## YOUR INSTRUCTIONS
Copy the data below exactly, omitting any picture it contains.

--------------------------------------------------

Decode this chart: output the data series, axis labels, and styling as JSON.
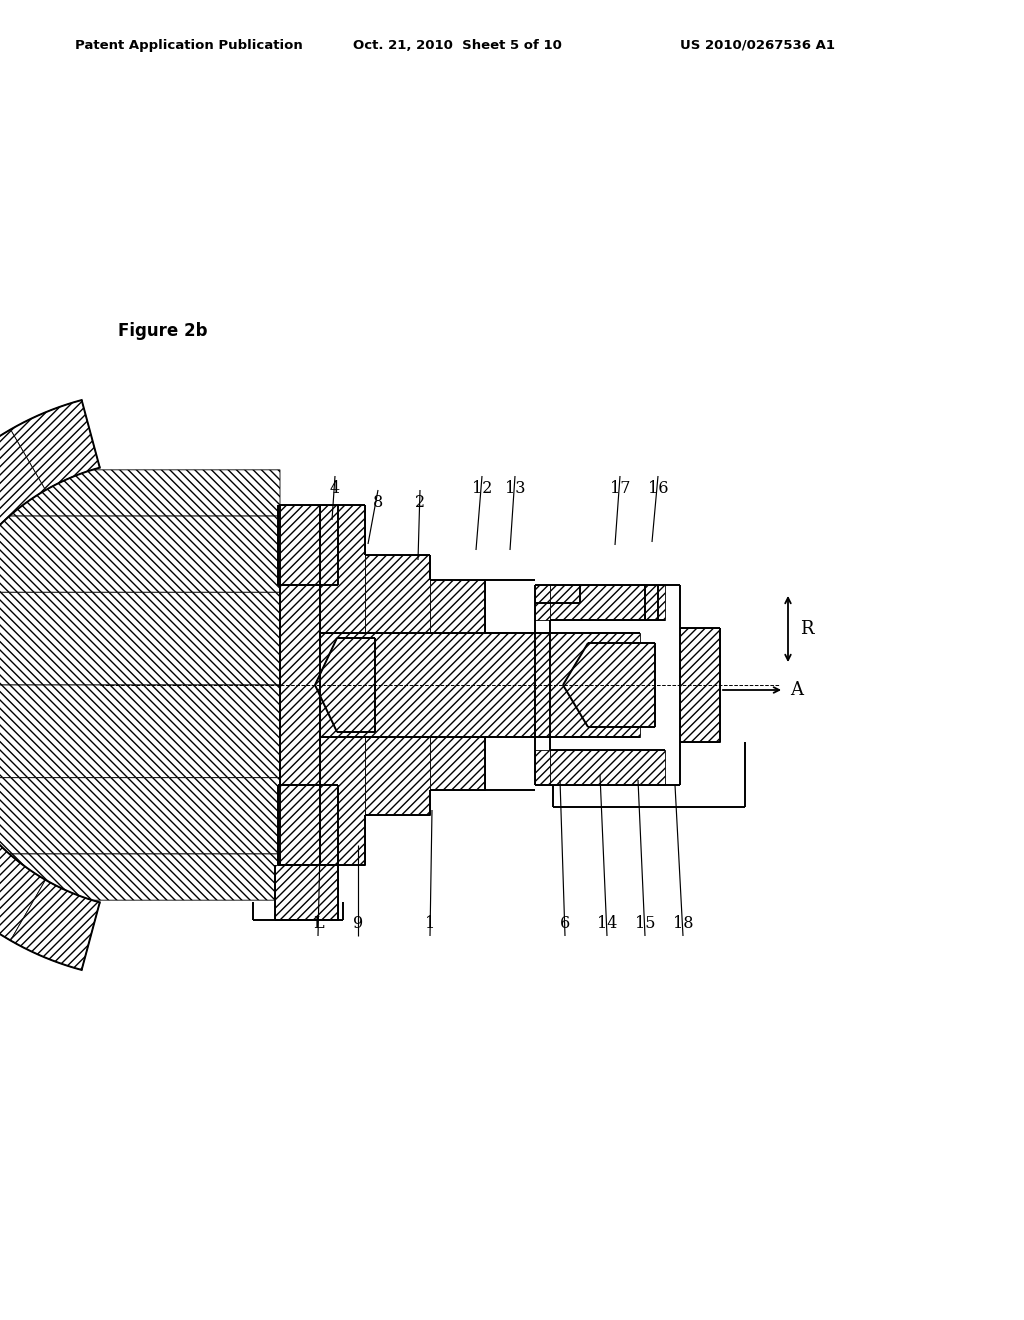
{
  "bg_color": "#ffffff",
  "line_color": "#000000",
  "header_left": "Patent Application Publication",
  "header_center": "Oct. 21, 2010  Sheet 5 of 10",
  "header_right": "US 2010/0267536 A1",
  "figure_label": "Figure 2b",
  "top_labels": [
    [
      "L",
      318,
      388,
      320,
      470
    ],
    [
      "9",
      358,
      388,
      358,
      475
    ],
    [
      "1",
      430,
      388,
      432,
      510
    ],
    [
      "6",
      565,
      388,
      560,
      540
    ],
    [
      "14",
      607,
      388,
      600,
      545
    ],
    [
      "15",
      645,
      388,
      638,
      540
    ],
    [
      "18",
      683,
      388,
      675,
      535
    ]
  ],
  "bot_labels": [
    [
      "2",
      420,
      826,
      418,
      760
    ],
    [
      "8",
      378,
      826,
      368,
      776
    ],
    [
      "4",
      335,
      840,
      332,
      800
    ],
    [
      "12",
      482,
      840,
      476,
      770
    ],
    [
      "13",
      515,
      840,
      510,
      770
    ],
    [
      "17",
      620,
      840,
      615,
      775
    ],
    [
      "16",
      658,
      840,
      652,
      778
    ]
  ]
}
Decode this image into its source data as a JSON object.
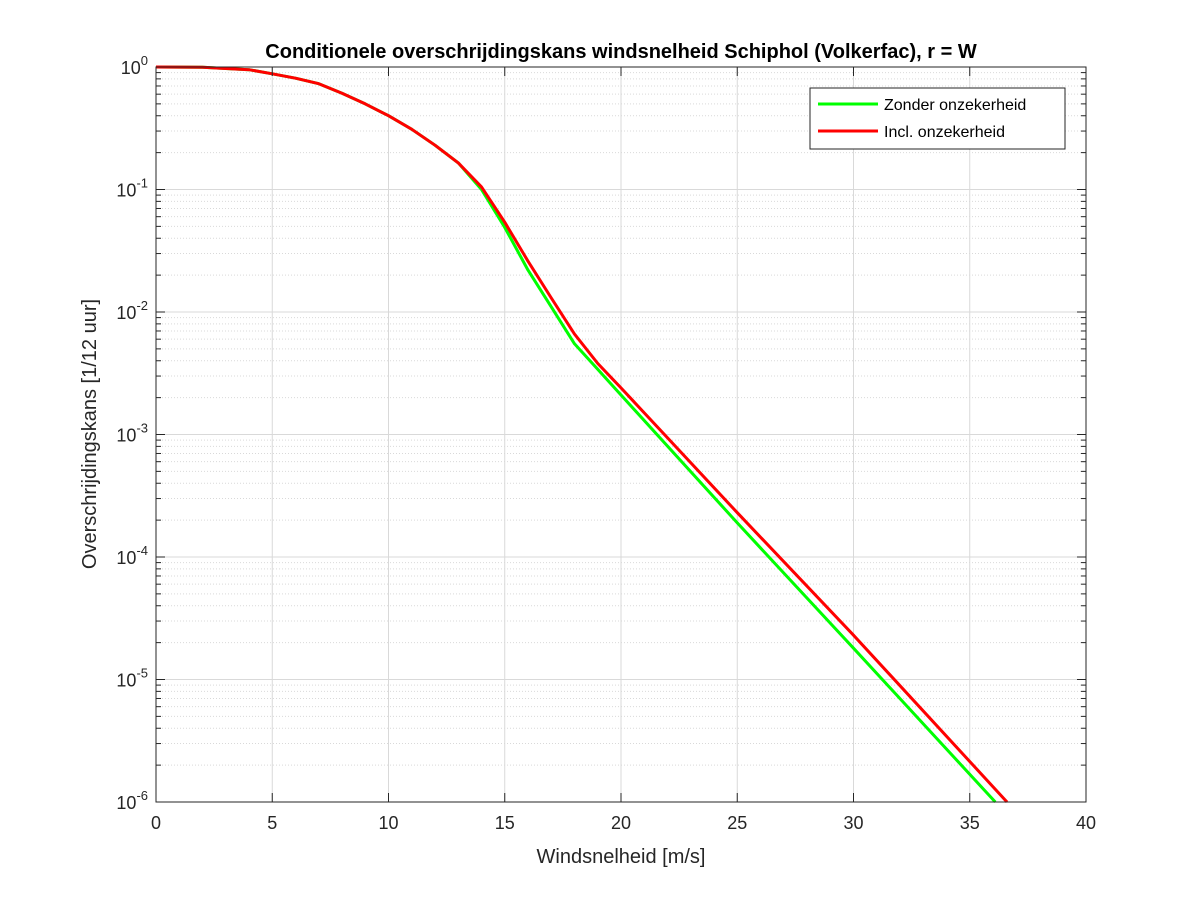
{
  "chart_data": {
    "type": "line",
    "title": "Conditionele overschrijdingskans windsnelheid Schiphol (Volkerfac), r = W",
    "xlabel": "Windsnelheid [m/s]",
    "ylabel": "Overschrijdingskans [1/12 uur]",
    "xlim": [
      0,
      40
    ],
    "ylim": [
      1e-06,
      1
    ],
    "yscale": "log",
    "grid": true,
    "legend_position": "top-right",
    "x_ticks": [
      "0",
      "5",
      "10",
      "15",
      "20",
      "25",
      "30",
      "35",
      "40"
    ],
    "y_ticks": [
      {
        "base": "10",
        "exp": "0",
        "value": 1
      },
      {
        "base": "10",
        "exp": "-1",
        "value": 0.1
      },
      {
        "base": "10",
        "exp": "-2",
        "value": 0.01
      },
      {
        "base": "10",
        "exp": "-3",
        "value": 0.001
      },
      {
        "base": "10",
        "exp": "-4",
        "value": 0.0001
      },
      {
        "base": "10",
        "exp": "-5",
        "value": 1e-05
      },
      {
        "base": "10",
        "exp": "-6",
        "value": 1e-06
      }
    ],
    "series": [
      {
        "name": "Zonder onzekerheid",
        "color": "#00ff00",
        "x": [
          0,
          2,
          4,
          5,
          6,
          7,
          8,
          9,
          10,
          11,
          12,
          13,
          14,
          15,
          16,
          17,
          18,
          19,
          20,
          25,
          30,
          36.1
        ],
        "y": [
          1.0,
          0.995,
          0.95,
          0.88,
          0.81,
          0.73,
          0.61,
          0.5,
          0.4,
          0.31,
          0.23,
          0.165,
          0.1,
          0.049,
          0.022,
          0.011,
          0.0055,
          0.0034,
          0.0021,
          0.00019,
          1.8e-05,
          1e-06
        ]
      },
      {
        "name": "Incl. onzekerheid",
        "color": "#ff0000",
        "x": [
          0,
          2,
          4,
          5,
          6,
          7,
          8,
          9,
          10,
          11,
          12,
          13,
          14,
          15,
          16,
          17,
          18,
          19,
          20,
          25,
          30,
          36.6
        ],
        "y": [
          1.0,
          0.995,
          0.95,
          0.88,
          0.81,
          0.73,
          0.61,
          0.5,
          0.4,
          0.31,
          0.23,
          0.165,
          0.105,
          0.054,
          0.026,
          0.013,
          0.0066,
          0.0038,
          0.0024,
          0.00023,
          2.3e-05,
          1e-06
        ]
      }
    ]
  }
}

--------------------------------------------------

## OUTPUT FOR THIS EXERCISE
Decode this chart: output the data series, axis labels, and styling as JSON.
{
  "bg_color": "#ffffff",
  "line_color": "#000000",
  "header_left": "Patent Application Publication",
  "header_center": "Oct. 21, 2010  Sheet 5 of 10",
  "header_right": "US 2010/0267536 A1",
  "figure_label": "Figure 2b",
  "top_labels": [
    [
      "L",
      318,
      388,
      320,
      470
    ],
    [
      "9",
      358,
      388,
      358,
      475
    ],
    [
      "1",
      430,
      388,
      432,
      510
    ],
    [
      "6",
      565,
      388,
      560,
      540
    ],
    [
      "14",
      607,
      388,
      600,
      545
    ],
    [
      "15",
      645,
      388,
      638,
      540
    ],
    [
      "18",
      683,
      388,
      675,
      535
    ]
  ],
  "bot_labels": [
    [
      "2",
      420,
      826,
      418,
      760
    ],
    [
      "8",
      378,
      826,
      368,
      776
    ],
    [
      "4",
      335,
      840,
      332,
      800
    ],
    [
      "12",
      482,
      840,
      476,
      770
    ],
    [
      "13",
      515,
      840,
      510,
      770
    ],
    [
      "17",
      620,
      840,
      615,
      775
    ],
    [
      "16",
      658,
      840,
      652,
      778
    ]
  ]
}
Decode this image into its source data as a JSON object.
{
  "chart_data": {
    "type": "line",
    "title": "Conditionele overschrijdingskans windsnelheid Schiphol (Volkerfac), r = W",
    "xlabel": "Windsnelheid [m/s]",
    "ylabel": "Overschrijdingskans [1/12 uur]",
    "xlim": [
      0,
      40
    ],
    "ylim": [
      1e-06,
      1
    ],
    "yscale": "log",
    "grid": true,
    "legend_position": "top-right",
    "x_ticks": [
      "0",
      "5",
      "10",
      "15",
      "20",
      "25",
      "30",
      "35",
      "40"
    ],
    "y_ticks": [
      {
        "base": "10",
        "exp": "0",
        "value": 1
      },
      {
        "base": "10",
        "exp": "-1",
        "value": 0.1
      },
      {
        "base": "10",
        "exp": "-2",
        "value": 0.01
      },
      {
        "base": "10",
        "exp": "-3",
        "value": 0.001
      },
      {
        "base": "10",
        "exp": "-4",
        "value": 0.0001
      },
      {
        "base": "10",
        "exp": "-5",
        "value": 1e-05
      },
      {
        "base": "10",
        "exp": "-6",
        "value": 1e-06
      }
    ],
    "series": [
      {
        "name": "Zonder onzekerheid",
        "color": "#00ff00",
        "x": [
          0,
          2,
          4,
          5,
          6,
          7,
          8,
          9,
          10,
          11,
          12,
          13,
          14,
          15,
          16,
          17,
          18,
          19,
          20,
          25,
          30,
          36.1
        ],
        "y": [
          1.0,
          0.995,
          0.95,
          0.88,
          0.81,
          0.73,
          0.61,
          0.5,
          0.4,
          0.31,
          0.23,
          0.165,
          0.1,
          0.049,
          0.022,
          0.011,
          0.0055,
          0.0034,
          0.0021,
          0.00019,
          1.8e-05,
          1e-06
        ]
      },
      {
        "name": "Incl. onzekerheid",
        "color": "#ff0000",
        "x": [
          0,
          2,
          4,
          5,
          6,
          7,
          8,
          9,
          10,
          11,
          12,
          13,
          14,
          15,
          16,
          17,
          18,
          19,
          20,
          25,
          30,
          36.6
        ],
        "y": [
          1.0,
          0.995,
          0.95,
          0.88,
          0.81,
          0.73,
          0.61,
          0.5,
          0.4,
          0.31,
          0.23,
          0.165,
          0.105,
          0.054,
          0.026,
          0.013,
          0.0066,
          0.0038,
          0.0024,
          0.00023,
          2.3e-05,
          1e-06
        ]
      }
    ]
  }
}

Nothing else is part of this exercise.